Pull out every line with the word "xlabel" from the entries below.

Rows from a figure dataset:
---

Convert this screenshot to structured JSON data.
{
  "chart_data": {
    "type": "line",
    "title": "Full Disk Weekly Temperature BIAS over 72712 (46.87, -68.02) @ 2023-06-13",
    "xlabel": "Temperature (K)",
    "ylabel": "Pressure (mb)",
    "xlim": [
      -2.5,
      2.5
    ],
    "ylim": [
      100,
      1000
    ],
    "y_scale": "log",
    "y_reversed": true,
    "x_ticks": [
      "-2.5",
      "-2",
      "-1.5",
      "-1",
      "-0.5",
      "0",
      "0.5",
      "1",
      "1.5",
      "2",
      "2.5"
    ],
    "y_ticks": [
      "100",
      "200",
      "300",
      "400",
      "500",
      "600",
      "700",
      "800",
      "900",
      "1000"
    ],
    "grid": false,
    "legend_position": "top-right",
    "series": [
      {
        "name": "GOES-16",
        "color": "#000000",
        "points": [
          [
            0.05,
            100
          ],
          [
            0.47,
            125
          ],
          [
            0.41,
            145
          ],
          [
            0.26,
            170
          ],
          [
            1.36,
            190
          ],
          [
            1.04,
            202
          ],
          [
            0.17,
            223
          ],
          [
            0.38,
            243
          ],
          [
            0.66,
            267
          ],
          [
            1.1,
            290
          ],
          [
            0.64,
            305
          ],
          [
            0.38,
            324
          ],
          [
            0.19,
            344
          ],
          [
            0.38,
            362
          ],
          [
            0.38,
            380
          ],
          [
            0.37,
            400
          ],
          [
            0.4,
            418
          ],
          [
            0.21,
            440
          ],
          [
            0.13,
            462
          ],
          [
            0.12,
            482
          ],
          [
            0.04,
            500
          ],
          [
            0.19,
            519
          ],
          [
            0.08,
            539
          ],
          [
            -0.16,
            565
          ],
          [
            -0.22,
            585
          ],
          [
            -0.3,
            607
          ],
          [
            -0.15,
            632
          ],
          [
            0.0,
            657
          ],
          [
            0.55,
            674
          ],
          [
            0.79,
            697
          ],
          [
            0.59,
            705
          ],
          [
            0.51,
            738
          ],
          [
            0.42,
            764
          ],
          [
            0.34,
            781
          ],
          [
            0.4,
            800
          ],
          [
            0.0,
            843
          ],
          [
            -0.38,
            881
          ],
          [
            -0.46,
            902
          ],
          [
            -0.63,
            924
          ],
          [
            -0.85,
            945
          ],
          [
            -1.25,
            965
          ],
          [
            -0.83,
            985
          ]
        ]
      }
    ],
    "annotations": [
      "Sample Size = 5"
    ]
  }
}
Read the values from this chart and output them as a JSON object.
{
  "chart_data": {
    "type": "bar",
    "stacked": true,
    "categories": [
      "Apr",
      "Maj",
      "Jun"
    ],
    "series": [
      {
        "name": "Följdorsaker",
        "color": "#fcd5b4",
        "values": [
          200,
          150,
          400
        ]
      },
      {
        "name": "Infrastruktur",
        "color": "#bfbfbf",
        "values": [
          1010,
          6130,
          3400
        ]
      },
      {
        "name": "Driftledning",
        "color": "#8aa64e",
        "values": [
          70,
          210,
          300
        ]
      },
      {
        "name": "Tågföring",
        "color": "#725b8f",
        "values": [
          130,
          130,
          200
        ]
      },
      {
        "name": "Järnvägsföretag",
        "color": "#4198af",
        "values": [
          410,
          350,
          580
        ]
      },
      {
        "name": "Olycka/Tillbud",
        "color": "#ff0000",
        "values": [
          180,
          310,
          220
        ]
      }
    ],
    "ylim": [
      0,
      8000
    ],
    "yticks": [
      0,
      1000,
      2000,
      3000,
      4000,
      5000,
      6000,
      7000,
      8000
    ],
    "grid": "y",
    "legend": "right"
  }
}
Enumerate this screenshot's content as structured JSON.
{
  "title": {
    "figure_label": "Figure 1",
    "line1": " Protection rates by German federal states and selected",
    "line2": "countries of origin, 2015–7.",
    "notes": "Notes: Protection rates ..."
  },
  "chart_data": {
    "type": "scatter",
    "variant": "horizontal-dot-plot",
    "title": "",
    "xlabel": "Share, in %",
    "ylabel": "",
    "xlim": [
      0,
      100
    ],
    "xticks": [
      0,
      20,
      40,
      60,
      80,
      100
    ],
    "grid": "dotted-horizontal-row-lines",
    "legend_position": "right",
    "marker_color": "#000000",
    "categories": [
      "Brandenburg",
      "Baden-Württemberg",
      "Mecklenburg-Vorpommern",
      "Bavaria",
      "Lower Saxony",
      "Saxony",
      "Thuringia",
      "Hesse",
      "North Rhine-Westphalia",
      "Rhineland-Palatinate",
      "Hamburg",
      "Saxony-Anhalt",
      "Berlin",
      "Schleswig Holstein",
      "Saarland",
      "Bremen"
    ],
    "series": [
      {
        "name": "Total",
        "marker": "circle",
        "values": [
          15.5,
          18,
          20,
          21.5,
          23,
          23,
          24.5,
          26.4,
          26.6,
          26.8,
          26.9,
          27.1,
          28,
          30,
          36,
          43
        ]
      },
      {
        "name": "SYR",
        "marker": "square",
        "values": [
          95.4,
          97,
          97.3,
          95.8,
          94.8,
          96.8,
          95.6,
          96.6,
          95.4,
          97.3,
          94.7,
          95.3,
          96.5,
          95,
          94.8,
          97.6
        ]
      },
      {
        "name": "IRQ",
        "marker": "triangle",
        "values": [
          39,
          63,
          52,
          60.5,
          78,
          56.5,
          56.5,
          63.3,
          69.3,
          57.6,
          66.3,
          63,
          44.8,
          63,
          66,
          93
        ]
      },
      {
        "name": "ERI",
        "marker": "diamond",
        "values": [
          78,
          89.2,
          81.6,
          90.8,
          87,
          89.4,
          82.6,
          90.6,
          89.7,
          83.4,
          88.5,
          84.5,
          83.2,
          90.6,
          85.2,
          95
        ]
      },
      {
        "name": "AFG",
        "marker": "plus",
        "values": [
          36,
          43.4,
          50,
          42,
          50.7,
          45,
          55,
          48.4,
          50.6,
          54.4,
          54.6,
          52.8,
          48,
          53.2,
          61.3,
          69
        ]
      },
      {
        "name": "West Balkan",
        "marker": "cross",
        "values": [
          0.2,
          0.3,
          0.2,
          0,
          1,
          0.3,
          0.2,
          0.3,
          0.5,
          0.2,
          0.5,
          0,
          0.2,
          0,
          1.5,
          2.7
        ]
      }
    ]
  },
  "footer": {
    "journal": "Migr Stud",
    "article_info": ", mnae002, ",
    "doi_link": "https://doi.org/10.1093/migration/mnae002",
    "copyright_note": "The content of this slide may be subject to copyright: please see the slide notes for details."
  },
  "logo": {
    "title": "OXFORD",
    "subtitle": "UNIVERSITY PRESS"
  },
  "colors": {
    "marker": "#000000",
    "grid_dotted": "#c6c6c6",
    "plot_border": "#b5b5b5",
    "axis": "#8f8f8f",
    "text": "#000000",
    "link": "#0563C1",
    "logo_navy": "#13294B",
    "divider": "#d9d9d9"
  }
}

---

- Final answer
    "xlabel": "Temperature (K)",
    "xlabel": "Share, in %",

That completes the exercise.